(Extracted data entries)
------------------------------------------------

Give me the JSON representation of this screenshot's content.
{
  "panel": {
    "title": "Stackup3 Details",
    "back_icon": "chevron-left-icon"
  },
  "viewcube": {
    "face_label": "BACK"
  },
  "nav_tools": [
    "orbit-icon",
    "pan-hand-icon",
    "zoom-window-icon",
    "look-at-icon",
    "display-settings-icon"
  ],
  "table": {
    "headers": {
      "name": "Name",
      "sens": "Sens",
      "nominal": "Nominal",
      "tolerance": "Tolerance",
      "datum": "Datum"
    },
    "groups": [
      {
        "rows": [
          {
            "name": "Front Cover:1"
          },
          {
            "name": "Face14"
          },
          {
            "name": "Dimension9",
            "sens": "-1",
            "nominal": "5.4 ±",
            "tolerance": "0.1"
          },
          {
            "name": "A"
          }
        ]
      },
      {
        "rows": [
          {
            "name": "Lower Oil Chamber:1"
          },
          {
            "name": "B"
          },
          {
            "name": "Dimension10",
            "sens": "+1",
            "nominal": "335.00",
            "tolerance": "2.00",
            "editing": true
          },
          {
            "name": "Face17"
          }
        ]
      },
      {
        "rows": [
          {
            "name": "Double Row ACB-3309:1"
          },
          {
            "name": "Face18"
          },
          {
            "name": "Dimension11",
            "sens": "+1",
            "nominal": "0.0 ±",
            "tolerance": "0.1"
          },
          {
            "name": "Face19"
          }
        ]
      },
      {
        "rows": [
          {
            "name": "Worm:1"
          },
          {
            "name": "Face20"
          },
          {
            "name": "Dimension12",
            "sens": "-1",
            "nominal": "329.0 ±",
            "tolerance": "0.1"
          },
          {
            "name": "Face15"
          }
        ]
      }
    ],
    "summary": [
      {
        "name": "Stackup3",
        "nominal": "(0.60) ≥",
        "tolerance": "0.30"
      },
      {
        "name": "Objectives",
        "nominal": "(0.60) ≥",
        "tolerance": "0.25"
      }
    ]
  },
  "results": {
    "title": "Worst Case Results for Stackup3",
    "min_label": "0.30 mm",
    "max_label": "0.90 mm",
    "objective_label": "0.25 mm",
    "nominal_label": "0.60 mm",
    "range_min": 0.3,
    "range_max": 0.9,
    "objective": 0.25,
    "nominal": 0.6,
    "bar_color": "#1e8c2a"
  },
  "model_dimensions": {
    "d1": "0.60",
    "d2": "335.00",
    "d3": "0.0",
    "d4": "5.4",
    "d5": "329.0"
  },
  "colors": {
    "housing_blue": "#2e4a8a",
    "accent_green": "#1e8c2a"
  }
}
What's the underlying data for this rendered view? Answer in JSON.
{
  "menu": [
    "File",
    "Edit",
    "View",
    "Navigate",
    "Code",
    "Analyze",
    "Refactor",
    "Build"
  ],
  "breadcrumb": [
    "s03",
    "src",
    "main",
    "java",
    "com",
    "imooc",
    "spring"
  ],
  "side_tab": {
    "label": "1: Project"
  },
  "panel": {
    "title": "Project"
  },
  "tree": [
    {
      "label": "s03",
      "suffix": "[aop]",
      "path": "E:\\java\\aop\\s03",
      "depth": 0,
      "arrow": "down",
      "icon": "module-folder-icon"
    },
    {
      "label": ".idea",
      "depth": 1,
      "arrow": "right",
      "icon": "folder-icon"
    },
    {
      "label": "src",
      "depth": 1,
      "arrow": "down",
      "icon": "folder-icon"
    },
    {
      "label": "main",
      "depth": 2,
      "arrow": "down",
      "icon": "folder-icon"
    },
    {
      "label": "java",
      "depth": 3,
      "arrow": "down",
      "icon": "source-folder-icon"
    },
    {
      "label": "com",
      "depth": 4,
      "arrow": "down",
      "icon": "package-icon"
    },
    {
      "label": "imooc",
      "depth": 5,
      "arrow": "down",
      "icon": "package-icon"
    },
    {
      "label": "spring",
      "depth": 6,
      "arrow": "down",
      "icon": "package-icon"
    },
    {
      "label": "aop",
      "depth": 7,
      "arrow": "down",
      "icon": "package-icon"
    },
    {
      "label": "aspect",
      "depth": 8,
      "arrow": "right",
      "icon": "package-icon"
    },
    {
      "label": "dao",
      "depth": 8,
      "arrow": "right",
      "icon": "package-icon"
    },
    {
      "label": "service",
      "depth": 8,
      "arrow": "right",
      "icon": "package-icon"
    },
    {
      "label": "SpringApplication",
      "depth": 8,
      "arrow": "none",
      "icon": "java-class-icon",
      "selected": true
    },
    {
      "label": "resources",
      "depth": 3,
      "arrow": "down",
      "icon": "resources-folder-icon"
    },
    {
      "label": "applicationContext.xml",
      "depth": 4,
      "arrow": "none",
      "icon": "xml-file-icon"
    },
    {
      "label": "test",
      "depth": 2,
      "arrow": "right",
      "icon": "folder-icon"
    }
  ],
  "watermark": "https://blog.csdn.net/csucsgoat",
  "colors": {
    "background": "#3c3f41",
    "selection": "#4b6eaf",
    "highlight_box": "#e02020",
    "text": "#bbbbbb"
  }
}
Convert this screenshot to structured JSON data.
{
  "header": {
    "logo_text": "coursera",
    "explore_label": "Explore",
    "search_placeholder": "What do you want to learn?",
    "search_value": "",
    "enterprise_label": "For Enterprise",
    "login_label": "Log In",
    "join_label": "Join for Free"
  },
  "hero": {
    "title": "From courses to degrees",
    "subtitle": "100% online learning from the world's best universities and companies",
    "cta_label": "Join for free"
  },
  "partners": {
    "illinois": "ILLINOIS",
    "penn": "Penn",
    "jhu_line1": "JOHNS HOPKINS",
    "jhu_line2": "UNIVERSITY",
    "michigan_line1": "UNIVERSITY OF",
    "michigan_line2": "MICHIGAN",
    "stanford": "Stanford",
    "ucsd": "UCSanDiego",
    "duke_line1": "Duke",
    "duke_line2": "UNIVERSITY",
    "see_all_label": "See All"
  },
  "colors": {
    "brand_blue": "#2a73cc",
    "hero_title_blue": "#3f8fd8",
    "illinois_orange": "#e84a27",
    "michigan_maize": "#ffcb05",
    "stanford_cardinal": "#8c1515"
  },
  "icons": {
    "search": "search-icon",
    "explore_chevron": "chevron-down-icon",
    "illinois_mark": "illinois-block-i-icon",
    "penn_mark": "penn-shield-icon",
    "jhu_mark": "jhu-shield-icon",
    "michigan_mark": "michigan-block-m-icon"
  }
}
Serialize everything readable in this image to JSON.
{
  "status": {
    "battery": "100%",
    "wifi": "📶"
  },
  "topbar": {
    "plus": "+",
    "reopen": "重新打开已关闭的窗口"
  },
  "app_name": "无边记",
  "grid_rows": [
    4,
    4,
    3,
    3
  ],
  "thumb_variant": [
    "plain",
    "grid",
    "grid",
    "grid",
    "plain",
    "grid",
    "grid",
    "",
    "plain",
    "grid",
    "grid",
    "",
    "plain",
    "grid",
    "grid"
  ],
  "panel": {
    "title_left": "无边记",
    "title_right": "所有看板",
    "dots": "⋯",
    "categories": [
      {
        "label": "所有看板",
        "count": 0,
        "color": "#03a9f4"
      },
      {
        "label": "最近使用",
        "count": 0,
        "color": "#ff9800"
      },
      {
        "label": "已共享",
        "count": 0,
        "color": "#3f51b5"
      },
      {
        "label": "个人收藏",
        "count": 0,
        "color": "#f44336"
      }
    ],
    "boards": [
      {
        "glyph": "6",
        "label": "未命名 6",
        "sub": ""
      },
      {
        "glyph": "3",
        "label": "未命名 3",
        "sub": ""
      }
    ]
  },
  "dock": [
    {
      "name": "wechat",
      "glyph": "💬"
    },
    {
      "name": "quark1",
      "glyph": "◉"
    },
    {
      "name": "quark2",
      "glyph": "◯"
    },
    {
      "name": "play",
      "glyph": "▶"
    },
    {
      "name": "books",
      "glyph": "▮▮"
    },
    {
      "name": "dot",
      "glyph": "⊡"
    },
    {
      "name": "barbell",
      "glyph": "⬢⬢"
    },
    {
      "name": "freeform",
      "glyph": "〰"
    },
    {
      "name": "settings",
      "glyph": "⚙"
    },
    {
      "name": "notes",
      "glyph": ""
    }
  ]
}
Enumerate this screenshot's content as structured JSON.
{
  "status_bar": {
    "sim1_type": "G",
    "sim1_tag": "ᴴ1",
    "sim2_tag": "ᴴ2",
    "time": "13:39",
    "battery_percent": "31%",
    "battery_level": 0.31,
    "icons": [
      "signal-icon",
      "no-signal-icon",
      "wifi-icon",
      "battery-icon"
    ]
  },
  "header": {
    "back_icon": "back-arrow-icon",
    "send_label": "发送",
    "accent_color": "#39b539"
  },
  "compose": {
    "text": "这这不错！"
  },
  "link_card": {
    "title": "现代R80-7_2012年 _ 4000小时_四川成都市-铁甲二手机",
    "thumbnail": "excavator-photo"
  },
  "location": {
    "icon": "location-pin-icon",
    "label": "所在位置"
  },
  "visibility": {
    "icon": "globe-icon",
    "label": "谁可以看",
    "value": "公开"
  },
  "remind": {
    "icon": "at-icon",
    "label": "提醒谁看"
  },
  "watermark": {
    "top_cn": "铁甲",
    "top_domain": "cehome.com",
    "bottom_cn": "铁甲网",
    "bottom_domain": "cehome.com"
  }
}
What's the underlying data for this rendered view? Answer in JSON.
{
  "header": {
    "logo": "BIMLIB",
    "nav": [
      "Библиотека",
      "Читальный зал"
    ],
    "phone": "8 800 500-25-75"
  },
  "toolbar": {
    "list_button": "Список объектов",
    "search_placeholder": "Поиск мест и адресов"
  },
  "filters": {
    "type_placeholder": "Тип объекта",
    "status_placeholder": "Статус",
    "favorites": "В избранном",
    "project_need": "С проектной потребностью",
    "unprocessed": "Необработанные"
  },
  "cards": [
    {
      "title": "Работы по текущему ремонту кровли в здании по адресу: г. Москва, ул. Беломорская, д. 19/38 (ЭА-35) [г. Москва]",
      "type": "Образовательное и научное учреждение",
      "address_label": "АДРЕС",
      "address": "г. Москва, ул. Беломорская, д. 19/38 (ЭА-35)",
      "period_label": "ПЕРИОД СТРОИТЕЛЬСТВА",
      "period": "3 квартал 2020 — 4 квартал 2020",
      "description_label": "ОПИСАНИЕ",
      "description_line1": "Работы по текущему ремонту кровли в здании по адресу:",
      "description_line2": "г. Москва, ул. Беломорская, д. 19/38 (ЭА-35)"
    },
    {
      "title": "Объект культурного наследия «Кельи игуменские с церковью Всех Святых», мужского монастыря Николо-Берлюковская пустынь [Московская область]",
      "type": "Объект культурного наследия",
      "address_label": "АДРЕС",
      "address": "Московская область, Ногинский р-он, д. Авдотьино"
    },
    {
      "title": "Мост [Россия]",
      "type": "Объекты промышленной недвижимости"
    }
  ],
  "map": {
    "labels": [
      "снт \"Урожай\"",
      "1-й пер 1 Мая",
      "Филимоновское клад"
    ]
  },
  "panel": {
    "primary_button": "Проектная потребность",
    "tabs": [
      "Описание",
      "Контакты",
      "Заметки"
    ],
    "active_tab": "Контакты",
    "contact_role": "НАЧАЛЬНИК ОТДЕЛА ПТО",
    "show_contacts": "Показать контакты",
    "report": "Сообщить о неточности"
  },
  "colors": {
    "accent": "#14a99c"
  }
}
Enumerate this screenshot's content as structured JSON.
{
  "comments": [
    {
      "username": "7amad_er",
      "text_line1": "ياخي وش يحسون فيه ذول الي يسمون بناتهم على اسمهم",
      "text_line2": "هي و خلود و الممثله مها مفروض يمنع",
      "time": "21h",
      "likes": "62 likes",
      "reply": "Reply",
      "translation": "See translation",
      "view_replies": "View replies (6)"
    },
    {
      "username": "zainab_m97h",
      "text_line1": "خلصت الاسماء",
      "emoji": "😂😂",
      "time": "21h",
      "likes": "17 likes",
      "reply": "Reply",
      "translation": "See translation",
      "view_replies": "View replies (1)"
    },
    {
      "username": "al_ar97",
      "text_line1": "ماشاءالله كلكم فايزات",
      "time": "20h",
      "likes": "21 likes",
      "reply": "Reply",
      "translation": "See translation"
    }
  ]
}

------------------------------------------------

What you have to do: Go through the records. Copy each line where "наследия" appears.

Answer to this task:
      "title": "Объект культурного наследия «Кельи игуменские с церковью Всех Святых», мужского монастыря Николо-Берлюковская пустынь [Московская область]",
      "type": "Объект культурного наследия",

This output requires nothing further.